Set down every record once more, exactly as given.

* * * * *

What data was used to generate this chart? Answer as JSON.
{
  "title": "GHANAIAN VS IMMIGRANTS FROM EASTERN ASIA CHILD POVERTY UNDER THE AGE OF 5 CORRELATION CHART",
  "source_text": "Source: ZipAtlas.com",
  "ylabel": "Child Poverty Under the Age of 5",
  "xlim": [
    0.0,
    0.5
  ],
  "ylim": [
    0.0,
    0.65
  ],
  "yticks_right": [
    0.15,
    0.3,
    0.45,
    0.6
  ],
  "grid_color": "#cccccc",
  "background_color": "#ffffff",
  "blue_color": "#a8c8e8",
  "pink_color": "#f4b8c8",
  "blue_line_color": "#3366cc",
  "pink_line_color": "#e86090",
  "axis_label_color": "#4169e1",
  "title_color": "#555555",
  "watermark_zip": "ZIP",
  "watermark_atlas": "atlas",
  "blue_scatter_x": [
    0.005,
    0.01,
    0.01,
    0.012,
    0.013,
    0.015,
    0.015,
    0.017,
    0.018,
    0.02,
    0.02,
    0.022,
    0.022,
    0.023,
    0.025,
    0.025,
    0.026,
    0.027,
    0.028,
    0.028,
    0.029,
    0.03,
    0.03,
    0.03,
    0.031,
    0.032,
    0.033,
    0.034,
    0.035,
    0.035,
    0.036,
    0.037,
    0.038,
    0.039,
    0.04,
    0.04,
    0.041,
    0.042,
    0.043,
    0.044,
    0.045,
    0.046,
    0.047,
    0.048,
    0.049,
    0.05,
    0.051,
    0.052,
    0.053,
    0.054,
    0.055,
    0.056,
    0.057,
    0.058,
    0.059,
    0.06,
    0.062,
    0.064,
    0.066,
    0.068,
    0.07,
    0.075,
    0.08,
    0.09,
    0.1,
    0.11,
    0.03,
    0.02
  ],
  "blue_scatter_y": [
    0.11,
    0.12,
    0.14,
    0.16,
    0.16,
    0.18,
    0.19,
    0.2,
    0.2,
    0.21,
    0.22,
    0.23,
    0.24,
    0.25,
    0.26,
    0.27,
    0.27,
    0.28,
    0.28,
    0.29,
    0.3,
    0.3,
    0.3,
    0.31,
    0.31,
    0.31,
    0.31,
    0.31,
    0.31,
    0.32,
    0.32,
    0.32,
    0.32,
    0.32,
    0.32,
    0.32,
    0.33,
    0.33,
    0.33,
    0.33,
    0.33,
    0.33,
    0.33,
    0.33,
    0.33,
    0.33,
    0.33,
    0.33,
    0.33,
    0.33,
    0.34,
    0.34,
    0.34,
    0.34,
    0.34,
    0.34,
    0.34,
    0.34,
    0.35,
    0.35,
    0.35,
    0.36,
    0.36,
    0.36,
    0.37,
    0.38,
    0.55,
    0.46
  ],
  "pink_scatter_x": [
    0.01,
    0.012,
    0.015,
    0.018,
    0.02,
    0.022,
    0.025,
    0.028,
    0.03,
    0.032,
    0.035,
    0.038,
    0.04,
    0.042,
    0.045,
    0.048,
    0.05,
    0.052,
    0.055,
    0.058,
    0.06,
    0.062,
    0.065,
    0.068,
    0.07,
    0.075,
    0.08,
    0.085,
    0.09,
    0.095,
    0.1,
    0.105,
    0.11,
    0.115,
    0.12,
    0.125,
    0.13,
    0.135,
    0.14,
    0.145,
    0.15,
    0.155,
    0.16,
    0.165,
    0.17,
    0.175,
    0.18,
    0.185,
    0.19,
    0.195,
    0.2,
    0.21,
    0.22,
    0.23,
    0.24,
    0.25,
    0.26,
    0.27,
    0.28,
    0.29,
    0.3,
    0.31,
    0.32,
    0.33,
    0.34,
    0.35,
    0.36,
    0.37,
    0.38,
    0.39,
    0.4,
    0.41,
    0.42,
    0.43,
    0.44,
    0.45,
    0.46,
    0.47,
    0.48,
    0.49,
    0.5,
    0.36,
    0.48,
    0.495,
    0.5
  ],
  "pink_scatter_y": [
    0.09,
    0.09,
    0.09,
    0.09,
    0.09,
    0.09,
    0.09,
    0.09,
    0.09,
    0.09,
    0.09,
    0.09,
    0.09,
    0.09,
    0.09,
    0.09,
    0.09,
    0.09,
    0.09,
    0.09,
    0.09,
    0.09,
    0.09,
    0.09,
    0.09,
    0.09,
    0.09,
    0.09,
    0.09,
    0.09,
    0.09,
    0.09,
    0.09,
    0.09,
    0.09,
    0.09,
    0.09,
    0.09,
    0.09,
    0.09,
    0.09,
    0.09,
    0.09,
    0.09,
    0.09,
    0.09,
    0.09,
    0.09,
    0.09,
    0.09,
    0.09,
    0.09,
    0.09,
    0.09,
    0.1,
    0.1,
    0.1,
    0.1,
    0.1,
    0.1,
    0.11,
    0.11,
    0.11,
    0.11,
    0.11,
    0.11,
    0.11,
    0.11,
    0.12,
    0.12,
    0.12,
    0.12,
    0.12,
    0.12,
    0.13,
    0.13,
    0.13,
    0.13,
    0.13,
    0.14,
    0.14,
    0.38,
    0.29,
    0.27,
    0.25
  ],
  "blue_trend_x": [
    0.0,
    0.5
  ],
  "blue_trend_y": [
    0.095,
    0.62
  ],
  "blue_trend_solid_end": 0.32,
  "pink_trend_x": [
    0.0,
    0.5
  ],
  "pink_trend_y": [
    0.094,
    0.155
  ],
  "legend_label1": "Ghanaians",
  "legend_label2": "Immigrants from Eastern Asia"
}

* * * * *

**EXERCISE ANSWER:**
What data was used to generate this chart? Answer as JSON.
{
  "title": "GHANAIAN VS IMMIGRANTS FROM EASTERN ASIA CHILD POVERTY UNDER THE AGE OF 5 CORRELATION CHART",
  "source_text": "Source: ZipAtlas.com",
  "ylabel": "Child Poverty Under the Age of 5",
  "xlim": [
    0.0,
    0.5
  ],
  "ylim": [
    0.0,
    0.65
  ],
  "yticks_right": [
    0.15,
    0.3,
    0.45,
    0.6
  ],
  "grid_color": "#cccccc",
  "background_color": "#ffffff",
  "blue_color": "#a8c8e8",
  "pink_color": "#f4b8c8",
  "blue_line_color": "#3366cc",
  "pink_line_color": "#e86090",
  "axis_label_color": "#4169e1",
  "title_color": "#555555",
  "watermark_zip": "ZIP",
  "watermark_atlas": "atlas",
  "blue_scatter_x": [
    0.005,
    0.01,
    0.01,
    0.012,
    0.013,
    0.015,
    0.015,
    0.017,
    0.018,
    0.02,
    0.02,
    0.022,
    0.022,
    0.023,
    0.025,
    0.025,
    0.026,
    0.027,
    0.028,
    0.028,
    0.029,
    0.03,
    0.03,
    0.03,
    0.031,
    0.032,
    0.033,
    0.034,
    0.035,
    0.035,
    0.036,
    0.037,
    0.038,
    0.039,
    0.04,
    0.04,
    0.041,
    0.042,
    0.043,
    0.044,
    0.045,
    0.046,
    0.047,
    0.048,
    0.049,
    0.05,
    0.051,
    0.052,
    0.053,
    0.054,
    0.055,
    0.056,
    0.057,
    0.058,
    0.059,
    0.06,
    0.062,
    0.064,
    0.066,
    0.068,
    0.07,
    0.075,
    0.08,
    0.09,
    0.1,
    0.11,
    0.03,
    0.02
  ],
  "blue_scatter_y": [
    0.11,
    0.12,
    0.14,
    0.16,
    0.16,
    0.18,
    0.19,
    0.2,
    0.2,
    0.21,
    0.22,
    0.23,
    0.24,
    0.25,
    0.26,
    0.27,
    0.27,
    0.28,
    0.28,
    0.29,
    0.3,
    0.3,
    0.3,
    0.31,
    0.31,
    0.31,
    0.31,
    0.31,
    0.31,
    0.32,
    0.32,
    0.32,
    0.32,
    0.32,
    0.32,
    0.32,
    0.33,
    0.33,
    0.33,
    0.33,
    0.33,
    0.33,
    0.33,
    0.33,
    0.33,
    0.33,
    0.33,
    0.33,
    0.33,
    0.33,
    0.34,
    0.34,
    0.34,
    0.34,
    0.34,
    0.34,
    0.34,
    0.34,
    0.35,
    0.35,
    0.35,
    0.36,
    0.36,
    0.36,
    0.37,
    0.38,
    0.55,
    0.46
  ],
  "pink_scatter_x": [
    0.01,
    0.012,
    0.015,
    0.018,
    0.02,
    0.022,
    0.025,
    0.028,
    0.03,
    0.032,
    0.035,
    0.038,
    0.04,
    0.042,
    0.045,
    0.048,
    0.05,
    0.052,
    0.055,
    0.058,
    0.06,
    0.062,
    0.065,
    0.068,
    0.07,
    0.075,
    0.08,
    0.085,
    0.09,
    0.095,
    0.1,
    0.105,
    0.11,
    0.115,
    0.12,
    0.125,
    0.13,
    0.135,
    0.14,
    0.145,
    0.15,
    0.155,
    0.16,
    0.165,
    0.17,
    0.175,
    0.18,
    0.185,
    0.19,
    0.195,
    0.2,
    0.21,
    0.22,
    0.23,
    0.24,
    0.25,
    0.26,
    0.27,
    0.28,
    0.29,
    0.3,
    0.31,
    0.32,
    0.33,
    0.34,
    0.35,
    0.36,
    0.37,
    0.38,
    0.39,
    0.4,
    0.41,
    0.42,
    0.43,
    0.44,
    0.45,
    0.46,
    0.47,
    0.48,
    0.49,
    0.5,
    0.36,
    0.48,
    0.495,
    0.5
  ],
  "pink_scatter_y": [
    0.09,
    0.09,
    0.09,
    0.09,
    0.09,
    0.09,
    0.09,
    0.09,
    0.09,
    0.09,
    0.09,
    0.09,
    0.09,
    0.09,
    0.09,
    0.09,
    0.09,
    0.09,
    0.09,
    0.09,
    0.09,
    0.09,
    0.09,
    0.09,
    0.09,
    0.09,
    0.09,
    0.09,
    0.09,
    0.09,
    0.09,
    0.09,
    0.09,
    0.09,
    0.09,
    0.09,
    0.09,
    0.09,
    0.09,
    0.09,
    0.09,
    0.09,
    0.09,
    0.09,
    0.09,
    0.09,
    0.09,
    0.09,
    0.09,
    0.09,
    0.09,
    0.09,
    0.09,
    0.09,
    0.1,
    0.1,
    0.1,
    0.1,
    0.1,
    0.1,
    0.11,
    0.11,
    0.11,
    0.11,
    0.11,
    0.11,
    0.11,
    0.11,
    0.12,
    0.12,
    0.12,
    0.12,
    0.12,
    0.12,
    0.13,
    0.13,
    0.13,
    0.13,
    0.13,
    0.14,
    0.14,
    0.38,
    0.29,
    0.27,
    0.25
  ],
  "blue_trend_x": [
    0.0,
    0.5
  ],
  "blue_trend_y": [
    0.095,
    0.62
  ],
  "blue_trend_solid_end": 0.32,
  "pink_trend_x": [
    0.0,
    0.5
  ],
  "pink_trend_y": [
    0.094,
    0.155
  ],
  "legend_label1": "Ghanaians",
  "legend_label2": "Immigrants from Eastern Asia"
}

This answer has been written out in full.